> **Exercise requirements**
In the material below, find each line holding the string "Folio" and copy it.

> **Extracted data**

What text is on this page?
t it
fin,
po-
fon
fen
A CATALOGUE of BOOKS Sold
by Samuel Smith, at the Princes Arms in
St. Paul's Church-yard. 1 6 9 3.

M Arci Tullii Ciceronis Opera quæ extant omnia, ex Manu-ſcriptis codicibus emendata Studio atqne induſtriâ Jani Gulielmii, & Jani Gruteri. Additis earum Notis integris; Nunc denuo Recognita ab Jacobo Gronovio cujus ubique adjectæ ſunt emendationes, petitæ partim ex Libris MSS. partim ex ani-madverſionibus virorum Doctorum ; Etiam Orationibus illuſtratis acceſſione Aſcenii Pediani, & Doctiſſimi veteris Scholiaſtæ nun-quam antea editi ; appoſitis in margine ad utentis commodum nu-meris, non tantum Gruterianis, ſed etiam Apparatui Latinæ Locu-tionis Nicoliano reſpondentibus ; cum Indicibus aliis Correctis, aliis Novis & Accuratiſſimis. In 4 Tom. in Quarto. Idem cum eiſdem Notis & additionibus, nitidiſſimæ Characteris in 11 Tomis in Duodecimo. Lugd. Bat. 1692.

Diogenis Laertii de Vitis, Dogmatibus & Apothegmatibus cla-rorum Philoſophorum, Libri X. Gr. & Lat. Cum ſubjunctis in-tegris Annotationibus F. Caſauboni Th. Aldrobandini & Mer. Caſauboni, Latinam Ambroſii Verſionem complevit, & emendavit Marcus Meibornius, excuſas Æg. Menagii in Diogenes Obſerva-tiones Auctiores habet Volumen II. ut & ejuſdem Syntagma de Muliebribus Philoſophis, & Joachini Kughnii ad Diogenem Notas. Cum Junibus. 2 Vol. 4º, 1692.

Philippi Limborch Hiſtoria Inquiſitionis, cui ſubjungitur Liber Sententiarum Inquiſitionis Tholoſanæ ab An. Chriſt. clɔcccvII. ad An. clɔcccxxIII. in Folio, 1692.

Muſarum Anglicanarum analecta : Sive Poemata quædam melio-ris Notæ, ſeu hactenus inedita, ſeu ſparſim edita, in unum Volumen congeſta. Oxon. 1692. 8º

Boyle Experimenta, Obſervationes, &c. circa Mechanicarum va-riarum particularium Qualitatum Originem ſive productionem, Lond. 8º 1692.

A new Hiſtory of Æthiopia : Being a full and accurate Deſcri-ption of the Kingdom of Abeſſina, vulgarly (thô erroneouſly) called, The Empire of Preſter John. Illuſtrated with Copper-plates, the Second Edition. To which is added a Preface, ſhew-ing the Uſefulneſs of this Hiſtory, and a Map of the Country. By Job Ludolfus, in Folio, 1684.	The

> **Result**
Philippi Limborch Hiſtoria Inquiſitionis, cui ſubjungitur Liber Sententiarum Inquiſitionis Tholoſanæ ab An. Chriſt. clɔcccvII. ad An. clɔcccxxIII. in Folio, 1692.
A new Hiſtory of Æthiopia : Being a full and accurate Deſcri-ption of the Kingdom of Abeſſina, vulgarly (thô erroneouſly) called, The Empire of Preſter John. Illuſtrated with Copper-plates, the Second Edition. To which is added a Preface, ſhew-ing the Uſefulneſs of this Hiſtory, and a Map of the Country. By Job Ludolfus, in Folio, 1684.	The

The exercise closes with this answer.